Stated problem — Can you output the material exactly as written, minus any pictures it holds?

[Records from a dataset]

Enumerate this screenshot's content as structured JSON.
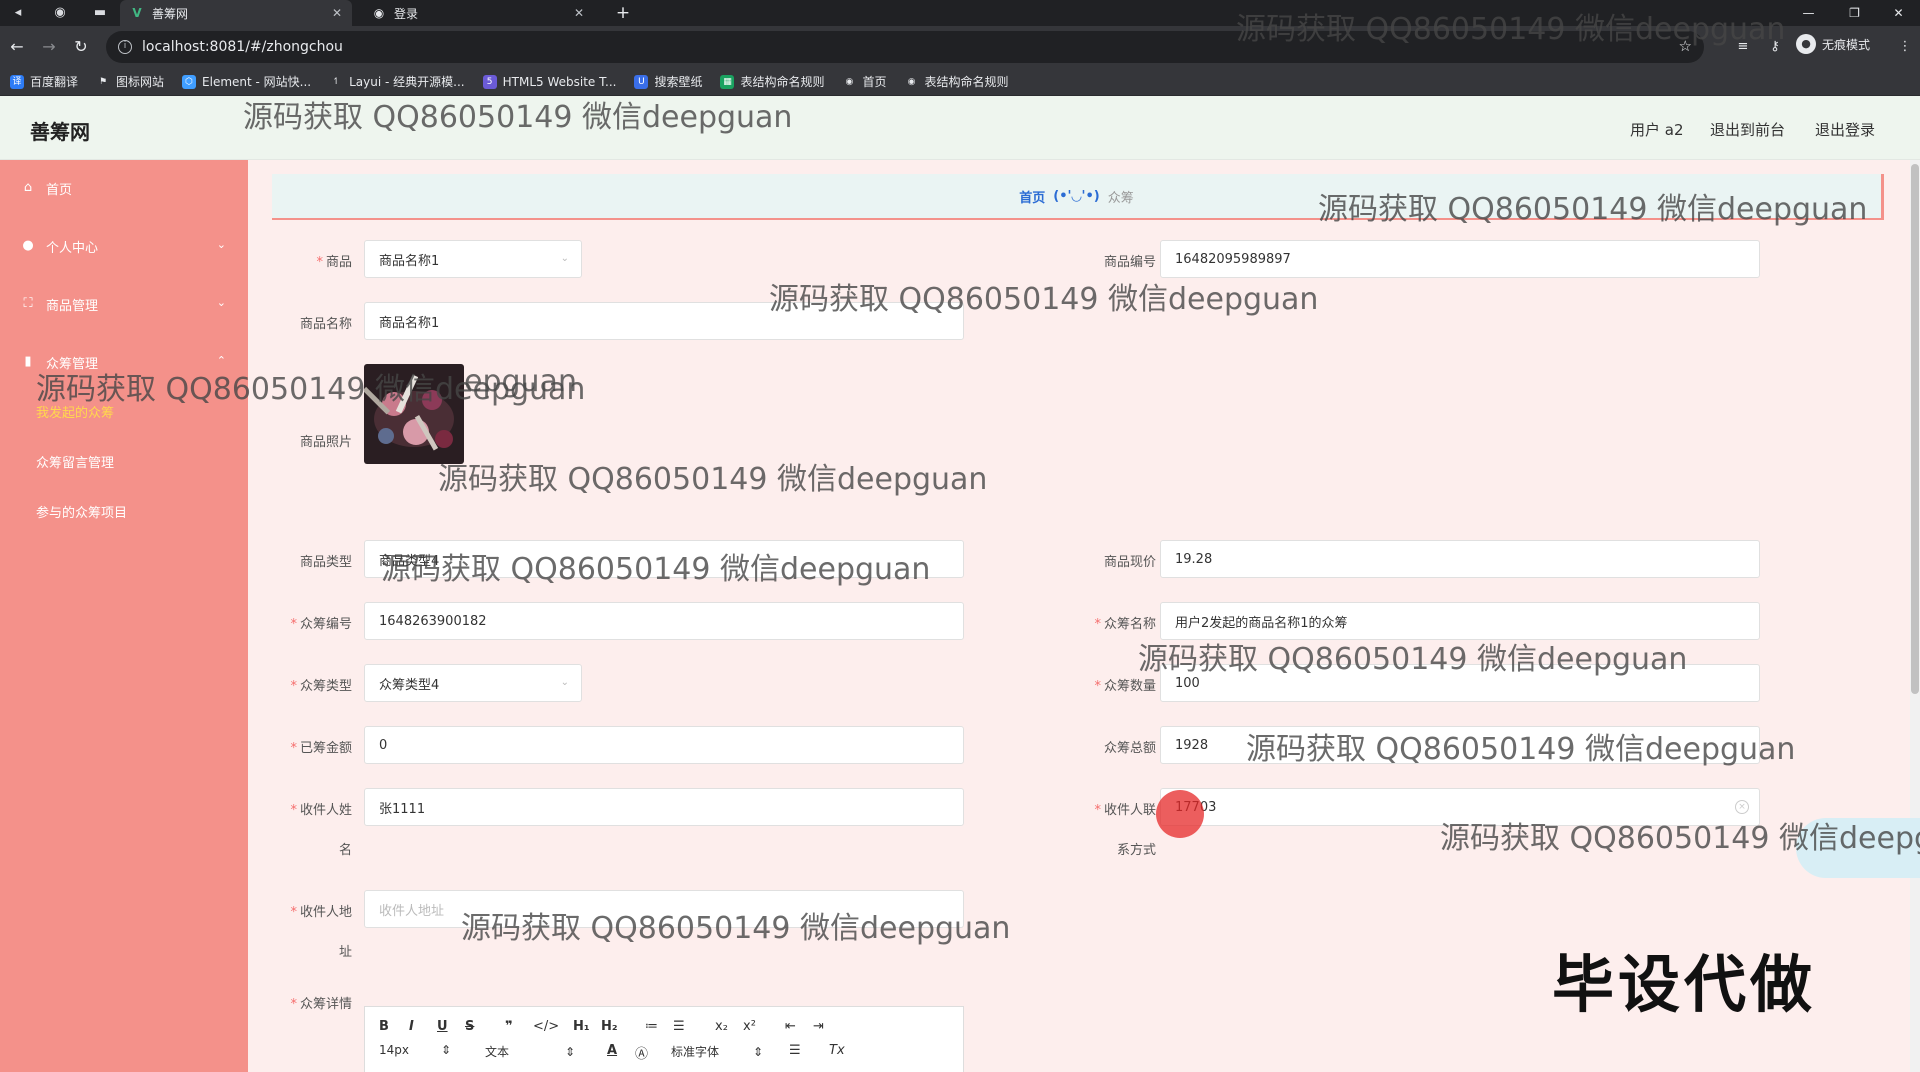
{
  "browser": {
    "tabs": [
      {
        "title": "善筹网",
        "active": true,
        "icon": "vue-icon"
      },
      {
        "title": "登录",
        "active": false,
        "icon": "globe-icon"
      }
    ],
    "url": "localhost:8081/#/zhongchou",
    "profile_label": "无痕模式",
    "bookmarks": [
      {
        "label": "百度翻译",
        "icon": "translate-icon",
        "color": "#2d7cf6"
      },
      {
        "label": "图标网站",
        "icon": "flag-icon",
        "color": "#444444"
      },
      {
        "label": "Element - 网站快...",
        "icon": "element-icon",
        "color": "#409eff"
      },
      {
        "label": "Layui - 经典开源模...",
        "icon": "layui-icon",
        "color": "#666666"
      },
      {
        "label": "HTML5 Website T...",
        "icon": "html5-icon",
        "color": "#6b5bd6"
      },
      {
        "label": "搜索壁纸",
        "icon": "wallpaper-icon",
        "color": "#3a6ee8"
      },
      {
        "label": "表结构命名规则",
        "icon": "table-icon",
        "color": "#1aa260"
      },
      {
        "label": "首页",
        "icon": "globe-icon",
        "color": "#555555"
      },
      {
        "label": "表结构命名规则",
        "icon": "globe-icon",
        "color": "#555555"
      }
    ]
  },
  "header": {
    "brand": "善筹网",
    "user": "用户 a2",
    "back_to_front": "退出到前台",
    "logout": "退出登录"
  },
  "sidebar": {
    "items": [
      {
        "label": "首页",
        "icon": "home-icon"
      },
      {
        "label": "个人中心",
        "icon": "user-icon"
      },
      {
        "label": "商品管理",
        "icon": "goods-icon"
      },
      {
        "label": "众筹管理",
        "icon": "chart-icon"
      }
    ],
    "submenu": [
      {
        "label": "我发起的众筹",
        "active": true
      },
      {
        "label": "众筹留言管理",
        "active": false
      },
      {
        "label": "参与的众筹项目",
        "active": false
      }
    ]
  },
  "breadcrumb": {
    "home": "首页",
    "face": "(•'◡'•)",
    "current": "众筹"
  },
  "form": {
    "shangpin_label": "商品",
    "shangpin_value": "商品名称1",
    "bianhao_label": "商品编号",
    "bianhao_value": "16482095989897",
    "mingcheng_label": "商品名称",
    "mingcheng_value": "商品名称1",
    "zhaopian_label": "商品照片",
    "leixing_label": "商品类型",
    "leixing_value": "商品类型4",
    "xianjia_label": "商品现价",
    "xianjia_value": "19.28",
    "zc_bianhao_label": "众筹编号",
    "zc_bianhao_value": "1648263900182",
    "zc_mingcheng_label": "众筹名称",
    "zc_mingcheng_value": "用户2发起的商品名称1的众筹",
    "zc_leixing_label": "众筹类型",
    "zc_leixing_value": "众筹类型4",
    "zc_shuliang_label": "众筹数量",
    "zc_shuliang_value": "100",
    "yichou_label": "已筹金额",
    "yichou_value": "0",
    "zonge_label": "众筹总额",
    "zonge_value": "1928",
    "shoujian_xingming_label_1": "收件人姓",
    "shoujian_xingming_label_2": "名",
    "shoujian_xingming_value": "张1111",
    "lianxi_label_1": "收件人联",
    "lianxi_label_2": "系方式",
    "lianxi_value": "17703",
    "dizhi_label_1": "收件人地",
    "dizhi_label_2": "址",
    "dizhi_placeholder": "收件人地址",
    "xiangqing_label": "众筹详情"
  },
  "editor": {
    "font_size": "14px",
    "text_style": "文本",
    "font_family": "标准字体"
  },
  "watermarks": {
    "text": "源码获取 QQ86050149 微信deepguan",
    "fragment": "epguan",
    "cut": "源码获取 QQ86050149 微信deepg",
    "banner": "毕设代做"
  }
}
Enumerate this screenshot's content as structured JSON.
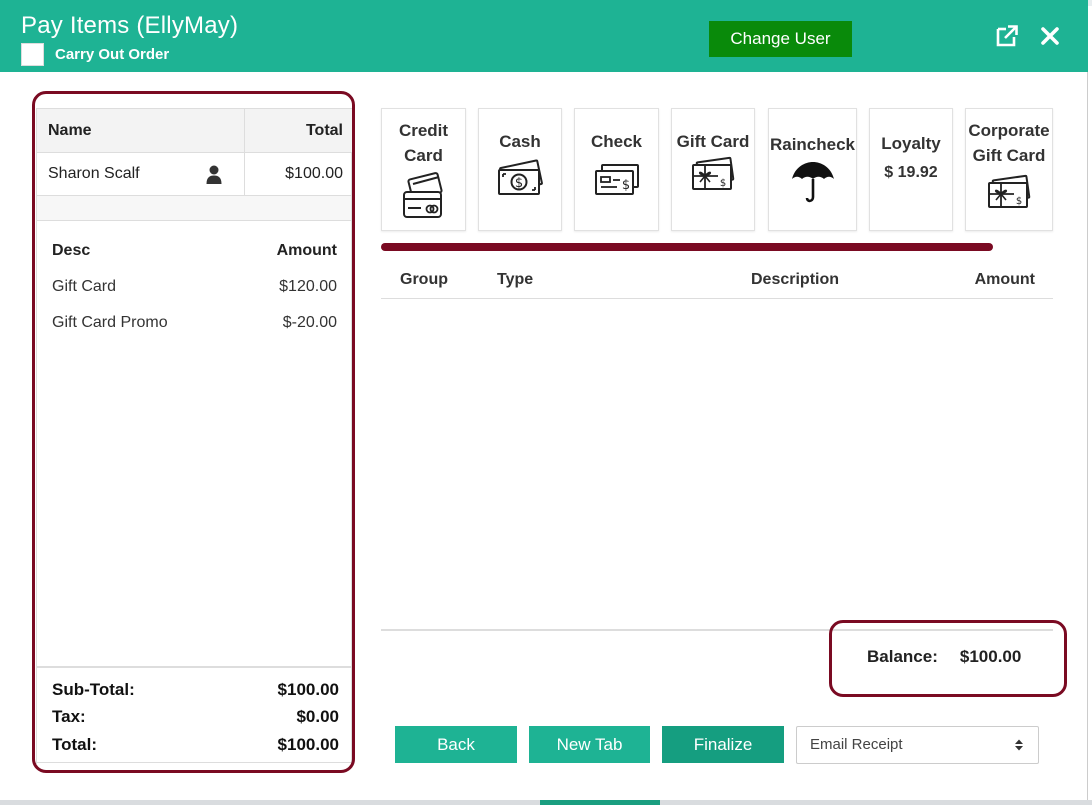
{
  "header": {
    "title": "Pay Items (EllyMay)",
    "carry_out_label": "Carry Out Order",
    "carry_out_checked": false,
    "change_user_label": "Change User",
    "expand_icon": "expand-icon",
    "close_icon": "close-icon",
    "background_color": "#1eb394"
  },
  "customer_table": {
    "headers": {
      "name": "Name",
      "total": "Total"
    },
    "rows": [
      {
        "name": "Sharon Scalf",
        "icon": "person-icon",
        "total": "$100.00"
      }
    ]
  },
  "items": {
    "headers": {
      "desc": "Desc",
      "amount": "Amount"
    },
    "rows": [
      {
        "desc": "Gift Card",
        "amount": "$120.00"
      },
      {
        "desc": "Gift Card Promo",
        "amount": "$-20.00"
      }
    ]
  },
  "totals": {
    "subtotal_label": "Sub-Total:",
    "subtotal_value": "$100.00",
    "tax_label": "Tax:",
    "tax_value": "$0.00",
    "total_label": "Total:",
    "total_value": "$100.00"
  },
  "tenders": [
    {
      "line1": "Credit",
      "line2": "Card",
      "icon": "credit-card-icon"
    },
    {
      "line1": "Cash",
      "icon": "cash-icon"
    },
    {
      "line1": "Check",
      "icon": "check-icon"
    },
    {
      "line1": "Gift Card",
      "icon": "gift-card-icon"
    },
    {
      "line1": "Raincheck",
      "icon": "umbrella-icon"
    },
    {
      "line1": "Loyalty",
      "value": "$ 19.92"
    },
    {
      "line1": "Corporate",
      "line2": "Gift Card",
      "icon": "gift-card-icon"
    }
  ],
  "payments_table": {
    "headers": {
      "group": "Group",
      "type": "Type",
      "description": "Description",
      "amount": "Amount"
    },
    "rows": []
  },
  "balance": {
    "label": "Balance:",
    "value": "$100.00"
  },
  "footer": {
    "back_label": "Back",
    "new_tab_label": "New Tab",
    "finalize_label": "Finalize",
    "receipt_select_value": "Email Receipt"
  },
  "colors": {
    "accent": "#1eb394",
    "change_user": "#098a0a",
    "annotation": "#7a0a22"
  }
}
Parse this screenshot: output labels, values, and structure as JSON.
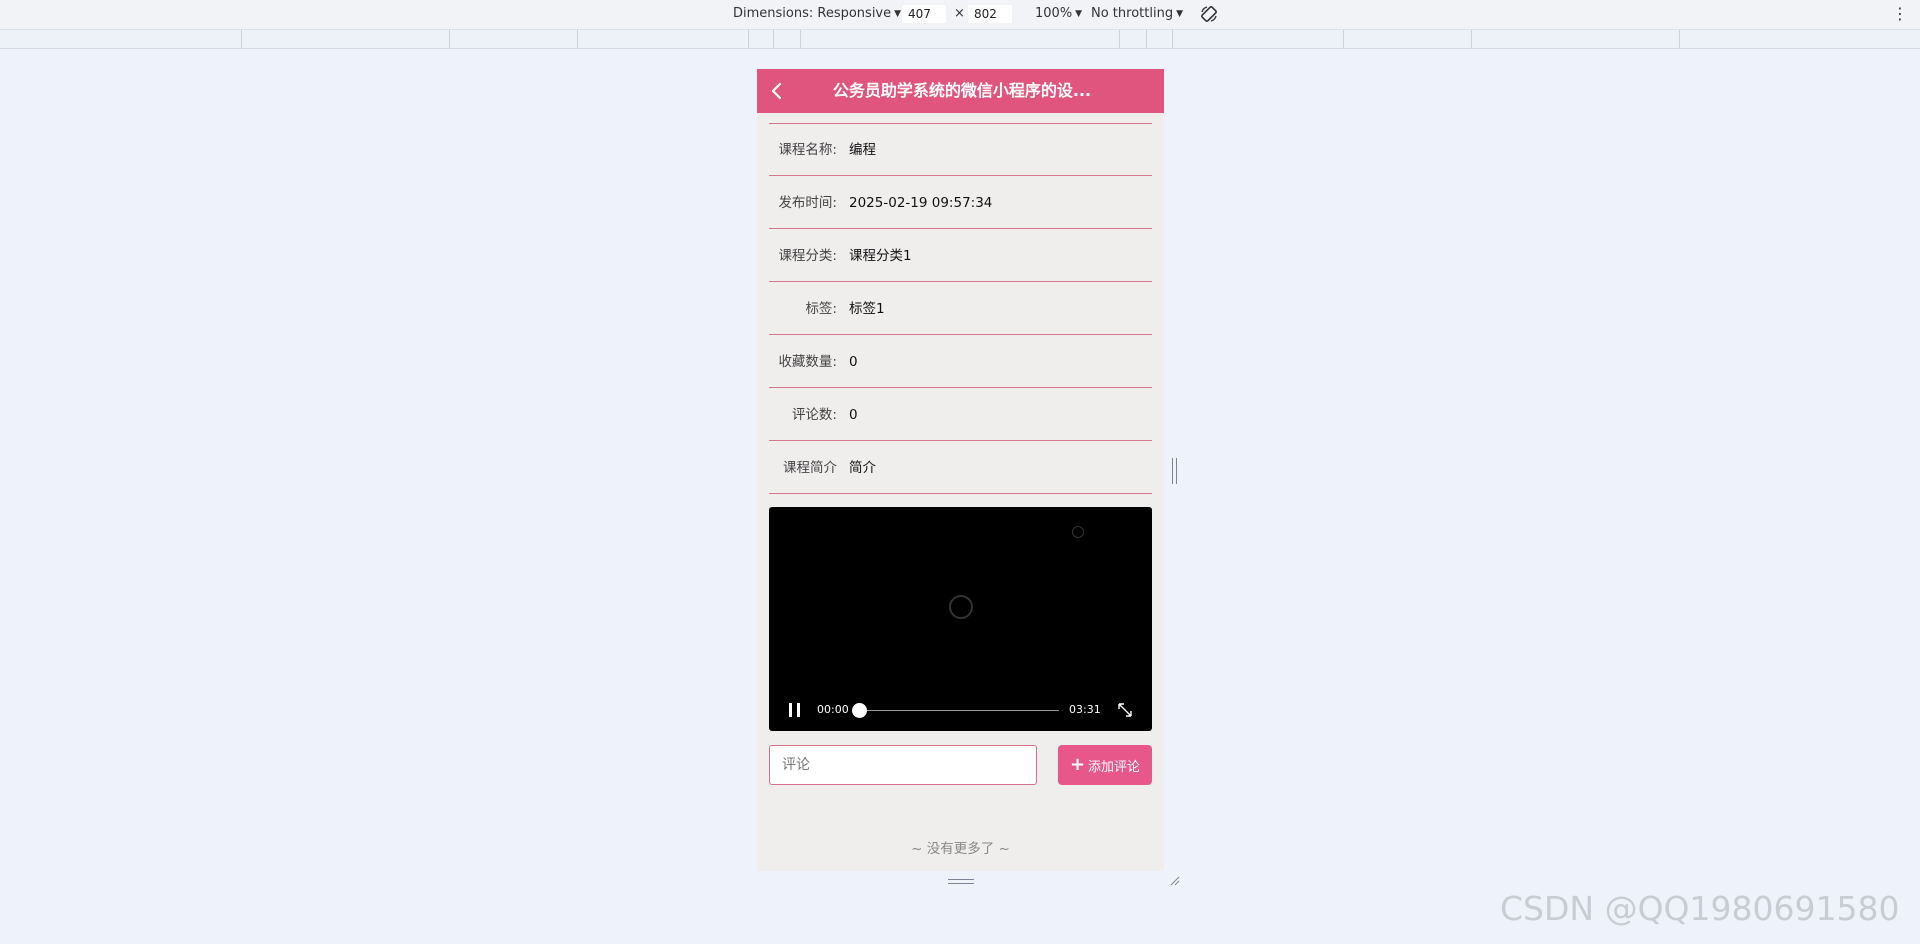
{
  "devtools": {
    "dimensions_label": "Dimensions: Responsive",
    "width": "407",
    "times": "×",
    "height": "802",
    "zoom": "100%",
    "throttling": "No throttling",
    "rotate_icon": "rotate-icon",
    "menu_icon": "more-vert-icon"
  },
  "app": {
    "title": "公务员助学系统的微信小程序的设...",
    "back_icon": "chevron-left-icon",
    "accent_color": "#e0557d",
    "fields": [
      {
        "label": "课程名称:",
        "value": "编程"
      },
      {
        "label": "发布时间:",
        "value": "2025-02-19 09:57:34"
      },
      {
        "label": "课程分类:",
        "value": "课程分类1"
      },
      {
        "label": "标签:",
        "value": "标签1"
      },
      {
        "label": "收藏数量:",
        "value": "0"
      },
      {
        "label": "评论数:",
        "value": "0"
      },
      {
        "label": "课程简介",
        "value": "简介"
      }
    ],
    "video": {
      "current_time": "00:00",
      "duration": "03:31",
      "progress": 0,
      "play_state_icon": "pause-icon",
      "fullscreen_icon": "fullscreen-icon"
    },
    "comment": {
      "placeholder": "评论",
      "button_label": "添加评论",
      "button_icon": "plus-icon"
    },
    "no_more": "~ 没有更多了 ~"
  },
  "watermark": "CSDN @QQ1980691580"
}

Solution for this task —
Enumerate this screenshot's content as structured JSON.
{
  "browser": {
    "tabs": [
      {
        "title": "善筹网",
        "active": true,
        "icon": "vue-icon"
      },
      {
        "title": "登录",
        "active": false,
        "icon": "globe-icon"
      }
    ],
    "url": "localhost:8081/#/zhongchou",
    "profile_label": "无痕模式",
    "bookmarks": [
      {
        "label": "百度翻译",
        "icon": "translate-icon",
        "color": "#2d7cf6"
      },
      {
        "label": "图标网站",
        "icon": "flag-icon",
        "color": "#444444"
      },
      {
        "label": "Element - 网站快...",
        "icon": "element-icon",
        "color": "#409eff"
      },
      {
        "label": "Layui - 经典开源模...",
        "icon": "layui-icon",
        "color": "#666666"
      },
      {
        "label": "HTML5 Website T...",
        "icon": "html5-icon",
        "color": "#6b5bd6"
      },
      {
        "label": "搜索壁纸",
        "icon": "wallpaper-icon",
        "color": "#3a6ee8"
      },
      {
        "label": "表结构命名规则",
        "icon": "table-icon",
        "color": "#1aa260"
      },
      {
        "label": "首页",
        "icon": "globe-icon",
        "color": "#555555"
      },
      {
        "label": "表结构命名规则",
        "icon": "globe-icon",
        "color": "#555555"
      }
    ]
  },
  "header": {
    "brand": "善筹网",
    "user": "用户 a2",
    "back_to_front": "退出到前台",
    "logout": "退出登录"
  },
  "sidebar": {
    "items": [
      {
        "label": "首页",
        "icon": "home-icon"
      },
      {
        "label": "个人中心",
        "icon": "user-icon"
      },
      {
        "label": "商品管理",
        "icon": "goods-icon"
      },
      {
        "label": "众筹管理",
        "icon": "chart-icon"
      }
    ],
    "submenu": [
      {
        "label": "我发起的众筹",
        "active": true
      },
      {
        "label": "众筹留言管理",
        "active": false
      },
      {
        "label": "参与的众筹项目",
        "active": false
      }
    ]
  },
  "breadcrumb": {
    "home": "首页",
    "face": "(•'◡'•)",
    "current": "众筹"
  },
  "form": {
    "shangpin_label": "商品",
    "shangpin_value": "商品名称1",
    "bianhao_label": "商品编号",
    "bianhao_value": "16482095989897",
    "mingcheng_label": "商品名称",
    "mingcheng_value": "商品名称1",
    "zhaopian_label": "商品照片",
    "leixing_label": "商品类型",
    "leixing_value": "商品类型4",
    "xianjia_label": "商品现价",
    "xianjia_value": "19.28",
    "zc_bianhao_label": "众筹编号",
    "zc_bianhao_value": "1648263900182",
    "zc_mingcheng_label": "众筹名称",
    "zc_mingcheng_value": "用户2发起的商品名称1的众筹",
    "zc_leixing_label": "众筹类型",
    "zc_leixing_value": "众筹类型4",
    "zc_shuliang_label": "众筹数量",
    "zc_shuliang_value": "100",
    "yichou_label": "已筹金额",
    "yichou_value": "0",
    "zonge_label": "众筹总额",
    "zonge_value": "1928",
    "shoujian_xingming_label_1": "收件人姓",
    "shoujian_xingming_label_2": "名",
    "shoujian_xingming_value": "张1111",
    "lianxi_label_1": "收件人联",
    "lianxi_label_2": "系方式",
    "lianxi_value": "17703",
    "dizhi_label_1": "收件人地",
    "dizhi_label_2": "址",
    "dizhi_placeholder": "收件人地址",
    "xiangqing_label": "众筹详情"
  },
  "editor": {
    "font_size": "14px",
    "text_style": "文本",
    "font_family": "标准字体"
  },
  "watermarks": {
    "text": "源码获取 QQ86050149 微信deepguan",
    "fragment": "epguan",
    "cut": "源码获取 QQ86050149 微信deepg",
    "banner": "毕设代做"
  }
}
Enumerate this screenshot's content as structured JSON.
{
  "header": {
    "title": "Pay Items (EllyMay)",
    "carry_out_label": "Carry Out Order",
    "carry_out_checked": false,
    "change_user_label": "Change User",
    "expand_icon": "expand-icon",
    "close_icon": "close-icon",
    "background_color": "#1eb394"
  },
  "customer_table": {
    "headers": {
      "name": "Name",
      "total": "Total"
    },
    "rows": [
      {
        "name": "Sharon Scalf",
        "icon": "person-icon",
        "total": "$100.00"
      }
    ]
  },
  "items": {
    "headers": {
      "desc": "Desc",
      "amount": "Amount"
    },
    "rows": [
      {
        "desc": "Gift Card",
        "amount": "$120.00"
      },
      {
        "desc": "Gift Card Promo",
        "amount": "$-20.00"
      }
    ]
  },
  "totals": {
    "subtotal_label": "Sub-Total:",
    "subtotal_value": "$100.00",
    "tax_label": "Tax:",
    "tax_value": "$0.00",
    "total_label": "Total:",
    "total_value": "$100.00"
  },
  "tenders": [
    {
      "line1": "Credit",
      "line2": "Card",
      "icon": "credit-card-icon"
    },
    {
      "line1": "Cash",
      "icon": "cash-icon"
    },
    {
      "line1": "Check",
      "icon": "check-icon"
    },
    {
      "line1": "Gift Card",
      "icon": "gift-card-icon"
    },
    {
      "line1": "Raincheck",
      "icon": "umbrella-icon"
    },
    {
      "line1": "Loyalty",
      "value": "$ 19.92"
    },
    {
      "line1": "Corporate",
      "line2": "Gift Card",
      "icon": "gift-card-icon"
    }
  ],
  "payments_table": {
    "headers": {
      "group": "Group",
      "type": "Type",
      "description": "Description",
      "amount": "Amount"
    },
    "rows": []
  },
  "balance": {
    "label": "Balance:",
    "value": "$100.00"
  },
  "footer": {
    "back_label": "Back",
    "new_tab_label": "New Tab",
    "finalize_label": "Finalize",
    "receipt_select_value": "Email Receipt"
  },
  "colors": {
    "accent": "#1eb394",
    "change_user": "#098a0a",
    "annotation": "#7a0a22"
  }
}
Parse this screenshot: output labels, values, and structure as JSON.
{
  "devtools": {
    "dimensions_label": "Dimensions: Responsive",
    "width": "407",
    "times": "×",
    "height": "802",
    "zoom": "100%",
    "throttling": "No throttling",
    "rotate_icon": "rotate-icon",
    "menu_icon": "more-vert-icon"
  },
  "app": {
    "title": "公务员助学系统的微信小程序的设...",
    "back_icon": "chevron-left-icon",
    "accent_color": "#e0557d",
    "fields": [
      {
        "label": "课程名称:",
        "value": "编程"
      },
      {
        "label": "发布时间:",
        "value": "2025-02-19 09:57:34"
      },
      {
        "label": "课程分类:",
        "value": "课程分类1"
      },
      {
        "label": "标签:",
        "value": "标签1"
      },
      {
        "label": "收藏数量:",
        "value": "0"
      },
      {
        "label": "评论数:",
        "value": "0"
      },
      {
        "label": "课程简介",
        "value": "简介"
      }
    ],
    "video": {
      "current_time": "00:00",
      "duration": "03:31",
      "progress": 0,
      "play_state_icon": "pause-icon",
      "fullscreen_icon": "fullscreen-icon"
    },
    "comment": {
      "placeholder": "评论",
      "button_label": "添加评论",
      "button_icon": "plus-icon"
    },
    "no_more": "~ 没有更多了 ~"
  },
  "watermark": "CSDN @QQ1980691580"
}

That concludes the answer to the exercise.